__Excerpted records__:
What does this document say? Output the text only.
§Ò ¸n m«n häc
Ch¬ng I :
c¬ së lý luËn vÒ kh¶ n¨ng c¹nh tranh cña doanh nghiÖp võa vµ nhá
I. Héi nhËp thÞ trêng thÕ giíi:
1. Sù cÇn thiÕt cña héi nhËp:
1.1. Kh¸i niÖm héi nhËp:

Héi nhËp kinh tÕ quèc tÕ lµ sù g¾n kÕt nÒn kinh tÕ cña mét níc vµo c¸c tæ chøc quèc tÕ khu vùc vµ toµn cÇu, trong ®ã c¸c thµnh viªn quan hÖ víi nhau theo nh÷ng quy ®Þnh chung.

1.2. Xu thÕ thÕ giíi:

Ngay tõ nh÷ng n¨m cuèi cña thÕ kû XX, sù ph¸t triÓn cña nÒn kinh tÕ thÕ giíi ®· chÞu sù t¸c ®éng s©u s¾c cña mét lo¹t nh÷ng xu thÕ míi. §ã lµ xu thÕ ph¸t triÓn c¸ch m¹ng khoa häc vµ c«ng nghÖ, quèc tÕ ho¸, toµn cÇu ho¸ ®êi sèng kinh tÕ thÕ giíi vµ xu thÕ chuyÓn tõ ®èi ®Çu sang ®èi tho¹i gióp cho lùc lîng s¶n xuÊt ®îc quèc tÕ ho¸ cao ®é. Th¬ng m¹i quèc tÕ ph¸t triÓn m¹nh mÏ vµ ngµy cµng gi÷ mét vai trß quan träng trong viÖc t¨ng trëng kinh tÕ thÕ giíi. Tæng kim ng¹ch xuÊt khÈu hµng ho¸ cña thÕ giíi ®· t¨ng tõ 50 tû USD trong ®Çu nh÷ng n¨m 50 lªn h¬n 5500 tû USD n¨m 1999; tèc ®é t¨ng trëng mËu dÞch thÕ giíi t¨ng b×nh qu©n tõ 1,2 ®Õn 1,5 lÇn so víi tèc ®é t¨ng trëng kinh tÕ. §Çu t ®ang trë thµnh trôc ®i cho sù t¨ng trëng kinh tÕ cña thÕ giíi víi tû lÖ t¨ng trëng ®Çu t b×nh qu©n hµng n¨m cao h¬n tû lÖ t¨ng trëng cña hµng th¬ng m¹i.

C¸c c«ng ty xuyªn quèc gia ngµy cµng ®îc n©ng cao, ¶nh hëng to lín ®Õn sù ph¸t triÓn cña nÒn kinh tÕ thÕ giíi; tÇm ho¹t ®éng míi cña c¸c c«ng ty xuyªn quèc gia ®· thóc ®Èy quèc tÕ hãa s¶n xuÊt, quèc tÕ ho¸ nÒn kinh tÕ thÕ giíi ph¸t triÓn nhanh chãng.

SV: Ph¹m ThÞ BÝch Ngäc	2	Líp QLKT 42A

__Do this__: Please output every record, keeping each line exact.

__Result__:
What does this document say? Output the text only.
§Ò ¸n m«n häc
Ch¬ng I :
c¬ së lý luËn vÒ kh¶ n¨ng c¹nh tranh cña doanh nghiÖp võa vµ nhá
I. Héi nhËp thÞ trêng thÕ giíi:
1. Sù cÇn thiÕt cña héi nhËp:
1.1. Kh¸i niÖm héi nhËp:

Héi nhËp kinh tÕ quèc tÕ lµ sù g¾n kÕt nÒn kinh tÕ cña mét níc vµo c¸c tæ chøc quèc tÕ khu vùc vµ toµn cÇu, trong ®ã c¸c thµnh viªn quan hÖ víi nhau theo nh÷ng quy ®Þnh chung.

1.2. Xu thÕ thÕ giíi:

Ngay tõ nh÷ng n¨m cuèi cña thÕ kû XX, sù ph¸t triÓn cña nÒn kinh tÕ thÕ giíi ®· chÞu sù t¸c ®éng s©u s¾c cña mét lo¹t nh÷ng xu thÕ míi. §ã lµ xu thÕ ph¸t triÓn c¸ch m¹ng khoa häc vµ c«ng nghÖ, quèc tÕ ho¸, toµn cÇu ho¸ ®êi sèng kinh tÕ thÕ giíi vµ xu thÕ chuyÓn tõ ®èi ®Çu sang ®èi tho¹i gióp cho lùc lîng s¶n xuÊt ®îc quèc tÕ ho¸ cao ®é. Th¬ng m¹i quèc tÕ ph¸t triÓn m¹nh mÏ vµ ngµy cµng gi÷ mét vai trß quan träng trong viÖc t¨ng trëng kinh tÕ thÕ giíi. Tæng kim ng¹ch xuÊt khÈu hµng ho¸ cña thÕ giíi ®· t¨ng tõ 50 tû USD trong ®Çu nh÷ng n¨m 50 lªn h¬n 5500 tû USD n¨m 1999; tèc ®é t¨ng trëng mËu dÞch thÕ giíi t¨ng b×nh qu©n tõ 1,2 ®Õn 1,5 lÇn so víi tèc ®é t¨ng trëng kinh tÕ. §Çu t ®ang trë thµnh trôc ®i cho sù t¨ng trëng kinh tÕ cña thÕ giíi víi tû lÖ t¨ng trëng ®Çu t b×nh qu©n hµng n¨m cao h¬n tû lÖ t¨ng trëng cña hµng th¬ng m¹i.

C¸c c«ng ty xuyªn quèc gia ngµy cµng ®îc n©ng cao, ¶nh hëng to lín ®Õn sù ph¸t triÓn cña nÒn kinh tÕ thÕ giíi; tÇm ho¹t ®éng míi cña c¸c c«ng ty xuyªn quèc gia ®· thóc ®Èy quèc tÕ hãa s¶n xuÊt, quèc tÕ ho¸ nÒn kinh tÕ thÕ giíi ph¸t triÓn nhanh chãng.

SV: Ph¹m ThÞ BÝch Ngäc	2	Líp QLKT 42A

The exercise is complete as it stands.